I set up on the summit, about 100 m away from the closest comms buildings. First in the log was Compton VK2HRX/p on VK2/HU-007. 30 minutes later I worked Rob VK2QR/p, now on VK2/SM-028. After discussing the route to my next target, I packed up and headed back down to the Upper Murray Road, then towards Biggara. Then into Bunroy Road and onto McCormacks Gap Track. Once I hit the main ridge (perhaps McCormacks Gap?), I turned left into Mount Elliot Ridge Track and climbed to the summit. This track is very rough in places – 4WD definitely makes it easier.

Mount Elliot Ridge VK3/VE-160 890 m 4 points

This was a new summit for me. I set up beside the track with a few metres of the high point of the summit. First in the log was Rob VK2QR/p, still on VK2/SM-028. A new Complete for Rob! After about another 10 minutes of calling, I had a few more in the log. I then spent some time chatting to a local teenage who approached up the track on his motorbike. I explained what I was doing, telling him about SOTA. After the chat, I spent a few minutes on 20 m, working three ZL Chasers before packing up. After a total of about 25 minutes operating, I managed to work 9 stations, comfortably giving me a new Complete.

I packed up and headed toward Corryong along McCormacks Gap Track. At the edge of the bush, it is slightly confusing: the track appears to head on through a closed but not locked gate, or you can go through the gate onto farm land. I headed on, only to find a vague resemblance of a track across the paddocks after I passed through the next gate. I think one should use the track at the first gate…. I worked my way down and eventually re-joined the more prominent track and then worked my way out to the bitumen.

As I was heading toward Corryong, I could see a large thunderstorm ahead of me. I phoned Rob, who was driving in the fringe of the storm. We both said that we would assess the weather as the afternoon progressed.

* SOURCE EXCERPT:
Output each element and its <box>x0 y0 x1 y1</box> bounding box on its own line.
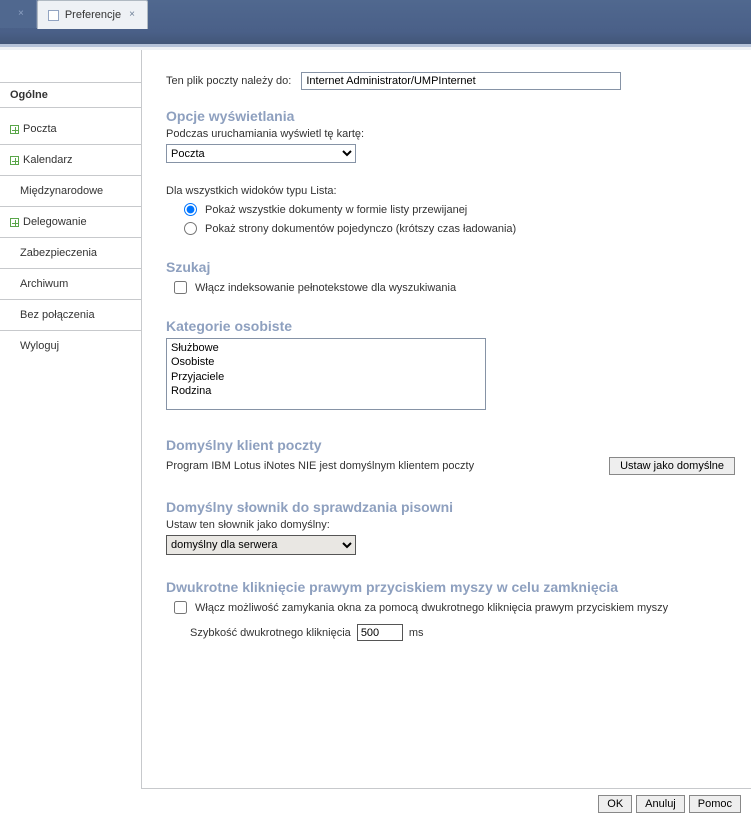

* TASK INSTRUCTIONS:
A. List every road or track named in the trip report.
B. Copy the trip report word for word, starting at "As I was heading" and ending at "the afternoon progressed.".

* TASK SOLUTIONS:
A.
Upper Murray Road
Bunroy Road
McCormacks Gap Track
Mount Elliot Ridge Track

B.
As I was heading toward Corryong, I could see a large thunderstorm ahead of me. I phoned Rob, who was driving in the fringe of the storm. We both said that we would assess the weather as the afternoon progressed.